WHAT YOU WILL DO: Leave out every picture, then transcribe the rest of the listing exactly.

DATA RECORDS:
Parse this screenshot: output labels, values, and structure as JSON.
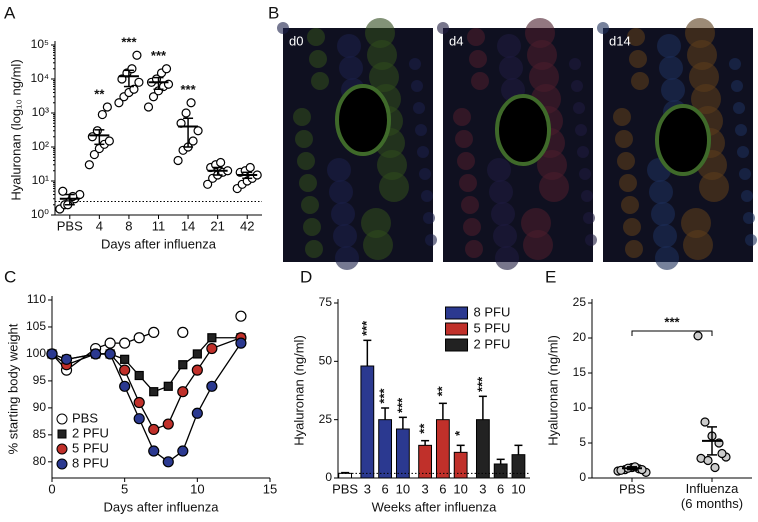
{
  "chart_data": [
    {
      "type": "strip",
      "panel": "A",
      "ylabel": "Hyaluronan (log₁₀ ng/ml)",
      "xlabel": "Days after influenza",
      "log_scale": true,
      "ylim": [
        1,
        100000
      ],
      "yticks": [
        {
          "value": 1,
          "label": "10⁰"
        },
        {
          "value": 10,
          "label": "10¹"
        },
        {
          "value": 100,
          "label": "10²"
        },
        {
          "value": 1000,
          "label": "10³"
        },
        {
          "value": 10000,
          "label": "10⁴"
        },
        {
          "value": 100000,
          "label": "10⁵"
        }
      ],
      "categories": [
        "PBS",
        "4",
        "8",
        "11",
        "14",
        "21",
        "42"
      ],
      "points": [
        [
          1.5,
          2,
          2.5,
          3,
          4,
          5,
          2,
          3.5
        ],
        [
          30,
          60,
          90,
          120,
          150,
          200,
          300,
          900,
          1500
        ],
        [
          2000,
          3000,
          4000,
          5000,
          8000,
          10000,
          15000,
          20000,
          50000
        ],
        [
          1500,
          3000,
          4500,
          6000,
          7000,
          8000,
          10000,
          15000,
          20000
        ],
        [
          40,
          80,
          100,
          150,
          300,
          500,
          1000,
          2000
        ],
        [
          8,
          12,
          15,
          18,
          20,
          25,
          30,
          35
        ],
        [
          6,
          8,
          10,
          12,
          15,
          18,
          20,
          25
        ]
      ],
      "means": [
        3,
        220,
        12000,
        8000,
        400,
        20,
        15
      ],
      "errors": [
        1,
        100,
        6000,
        3000,
        300,
        5,
        3
      ],
      "annotations": [
        null,
        "**",
        "***",
        "***",
        "***",
        null,
        null
      ],
      "reference_line": 2.5,
      "color": "#ffffff"
    },
    {
      "type": "image",
      "panel": "B",
      "labels": [
        "d0",
        "d4",
        "d14"
      ]
    },
    {
      "type": "line",
      "panel": "C",
      "ylabel": "% starting body weight",
      "xlabel": "Days after influenza",
      "xlim": [
        0,
        15
      ],
      "xticks": [
        0,
        5,
        10,
        15
      ],
      "ylim": [
        77,
        110
      ],
      "yticks": [
        80,
        85,
        90,
        95,
        100,
        105,
        110
      ],
      "x": [
        0,
        1,
        3,
        4,
        5,
        6,
        7,
        8,
        9,
        10,
        11,
        13
      ],
      "series": [
        {
          "name": "PBS",
          "color": "#ffffff",
          "marker": "circle",
          "values": [
            100,
            97,
            101,
            102,
            102,
            103,
            104,
            null,
            104,
            null,
            null,
            107
          ]
        },
        {
          "name": "2 PFU",
          "color": "#222222",
          "marker": "square",
          "values": [
            100,
            99,
            100,
            100,
            99,
            96,
            93,
            94,
            98,
            100,
            103,
            103
          ]
        },
        {
          "name": "5 PFU",
          "color": "#c0302a",
          "marker": "circle",
          "values": [
            100,
            98,
            100,
            100,
            97,
            91,
            86,
            87,
            93,
            97,
            101,
            103
          ]
        },
        {
          "name": "8 PFU",
          "color": "#2b3990",
          "marker": "circle",
          "values": [
            100,
            99,
            100,
            100,
            94,
            88,
            82,
            80,
            82,
            89,
            94,
            102
          ]
        }
      ],
      "legend": "lower-left"
    },
    {
      "type": "bar",
      "panel": "D",
      "ylabel": "Hyaluronan (ng/ml)",
      "xlabel": "Weeks after influenza",
      "ylim": [
        0,
        75
      ],
      "yticks": [
        0,
        25,
        50,
        75
      ],
      "categories": [
        "PBS",
        "3",
        "6",
        "10",
        "3",
        "6",
        "10",
        "3",
        "6",
        "10"
      ],
      "values": [
        2,
        48,
        25,
        21,
        14,
        25,
        11,
        25,
        6,
        10
      ],
      "errors": [
        0.3,
        11,
        5,
        5,
        2,
        7,
        3,
        10,
        2,
        4
      ],
      "colors": [
        "#ffffff",
        "#2b3990",
        "#2b3990",
        "#2b3990",
        "#c0302a",
        "#c0302a",
        "#c0302a",
        "#222222",
        "#222222",
        "#222222"
      ],
      "annotations": [
        null,
        "***",
        "***",
        "***",
        "**",
        "**",
        "*",
        "***",
        null,
        null
      ],
      "legend_items": [
        {
          "name": "8 PFU",
          "color": "#2b3990"
        },
        {
          "name": "5 PFU",
          "color": "#c0302a"
        },
        {
          "name": "2 PFU",
          "color": "#222222"
        }
      ],
      "reference_line": 2
    },
    {
      "type": "strip",
      "panel": "E",
      "ylabel": "Hyaluronan (ng/ml)",
      "log_scale": false,
      "ylim": [
        0,
        25
      ],
      "yticks": [
        0,
        5,
        10,
        15,
        20,
        25
      ],
      "categories": [
        "PBS",
        "Influenza\n(6 months)"
      ],
      "points": [
        [
          1,
          1.2,
          1.5,
          1.3,
          0.8,
          1.1,
          1.4,
          1.6,
          1.2
        ],
        [
          20.3,
          8,
          6,
          5,
          3,
          2.8,
          2.5,
          1.5,
          3.5
        ]
      ],
      "means": [
        1.4,
        5.3
      ],
      "errors": [
        0.2,
        2
      ],
      "bracket": "***",
      "color": "#cccccc"
    }
  ]
}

SOLUTION TO THE PROBLEM:
Parse this screenshot: output labels, values, and structure as JSON.
{
  "chart_data": [
    {
      "type": "strip",
      "panel": "A",
      "ylabel": "Hyaluronan (log₁₀ ng/ml)",
      "xlabel": "Days after influenza",
      "log_scale": true,
      "ylim": [
        1,
        100000
      ],
      "yticks": [
        {
          "value": 1,
          "label": "10⁰"
        },
        {
          "value": 10,
          "label": "10¹"
        },
        {
          "value": 100,
          "label": "10²"
        },
        {
          "value": 1000,
          "label": "10³"
        },
        {
          "value": 10000,
          "label": "10⁴"
        },
        {
          "value": 100000,
          "label": "10⁵"
        }
      ],
      "categories": [
        "PBS",
        "4",
        "8",
        "11",
        "14",
        "21",
        "42"
      ],
      "points": [
        [
          1.5,
          2,
          2.5,
          3,
          4,
          5,
          2,
          3.5
        ],
        [
          30,
          60,
          90,
          120,
          150,
          200,
          300,
          900,
          1500
        ],
        [
          2000,
          3000,
          4000,
          5000,
          8000,
          10000,
          15000,
          20000,
          50000
        ],
        [
          1500,
          3000,
          4500,
          6000,
          7000,
          8000,
          10000,
          15000,
          20000
        ],
        [
          40,
          80,
          100,
          150,
          300,
          500,
          1000,
          2000
        ],
        [
          8,
          12,
          15,
          18,
          20,
          25,
          30,
          35
        ],
        [
          6,
          8,
          10,
          12,
          15,
          18,
          20,
          25
        ]
      ],
      "means": [
        3,
        220,
        12000,
        8000,
        400,
        20,
        15
      ],
      "errors": [
        1,
        100,
        6000,
        3000,
        300,
        5,
        3
      ],
      "annotations": [
        null,
        "**",
        "***",
        "***",
        "***",
        null,
        null
      ],
      "reference_line": 2.5,
      "color": "#ffffff"
    },
    {
      "type": "image",
      "panel": "B",
      "labels": [
        "d0",
        "d4",
        "d14"
      ]
    },
    {
      "type": "line",
      "panel": "C",
      "ylabel": "% starting body weight",
      "xlabel": "Days after influenza",
      "xlim": [
        0,
        15
      ],
      "xticks": [
        0,
        5,
        10,
        15
      ],
      "ylim": [
        77,
        110
      ],
      "yticks": [
        80,
        85,
        90,
        95,
        100,
        105,
        110
      ],
      "x": [
        0,
        1,
        3,
        4,
        5,
        6,
        7,
        8,
        9,
        10,
        11,
        13
      ],
      "series": [
        {
          "name": "PBS",
          "color": "#ffffff",
          "marker": "circle",
          "values": [
            100,
            97,
            101,
            102,
            102,
            103,
            104,
            null,
            104,
            null,
            null,
            107
          ]
        },
        {
          "name": "2 PFU",
          "color": "#222222",
          "marker": "square",
          "values": [
            100,
            99,
            100,
            100,
            99,
            96,
            93,
            94,
            98,
            100,
            103,
            103
          ]
        },
        {
          "name": "5 PFU",
          "color": "#c0302a",
          "marker": "circle",
          "values": [
            100,
            98,
            100,
            100,
            97,
            91,
            86,
            87,
            93,
            97,
            101,
            103
          ]
        },
        {
          "name": "8 PFU",
          "color": "#2b3990",
          "marker": "circle",
          "values": [
            100,
            99,
            100,
            100,
            94,
            88,
            82,
            80,
            82,
            89,
            94,
            102
          ]
        }
      ],
      "legend": "lower-left"
    },
    {
      "type": "bar",
      "panel": "D",
      "ylabel": "Hyaluronan (ng/ml)",
      "xlabel": "Weeks after influenza",
      "ylim": [
        0,
        75
      ],
      "yticks": [
        0,
        25,
        50,
        75
      ],
      "categories": [
        "PBS",
        "3",
        "6",
        "10",
        "3",
        "6",
        "10",
        "3",
        "6",
        "10"
      ],
      "values": [
        2,
        48,
        25,
        21,
        14,
        25,
        11,
        25,
        6,
        10
      ],
      "errors": [
        0.3,
        11,
        5,
        5,
        2,
        7,
        3,
        10,
        2,
        4
      ],
      "colors": [
        "#ffffff",
        "#2b3990",
        "#2b3990",
        "#2b3990",
        "#c0302a",
        "#c0302a",
        "#c0302a",
        "#222222",
        "#222222",
        "#222222"
      ],
      "annotations": [
        null,
        "***",
        "***",
        "***",
        "**",
        "**",
        "*",
        "***",
        null,
        null
      ],
      "legend_items": [
        {
          "name": "8 PFU",
          "color": "#2b3990"
        },
        {
          "name": "5 PFU",
          "color": "#c0302a"
        },
        {
          "name": "2 PFU",
          "color": "#222222"
        }
      ],
      "reference_line": 2
    },
    {
      "type": "strip",
      "panel": "E",
      "ylabel": "Hyaluronan (ng/ml)",
      "log_scale": false,
      "ylim": [
        0,
        25
      ],
      "yticks": [
        0,
        5,
        10,
        15,
        20,
        25
      ],
      "categories": [
        "PBS",
        "Influenza\n(6 months)"
      ],
      "points": [
        [
          1,
          1.2,
          1.5,
          1.3,
          0.8,
          1.1,
          1.4,
          1.6,
          1.2
        ],
        [
          20.3,
          8,
          6,
          5,
          3,
          2.8,
          2.5,
          1.5,
          3.5
        ]
      ],
      "means": [
        1.4,
        5.3
      ],
      "errors": [
        0.2,
        2
      ],
      "bracket": "***",
      "color": "#cccccc"
    }
  ]
}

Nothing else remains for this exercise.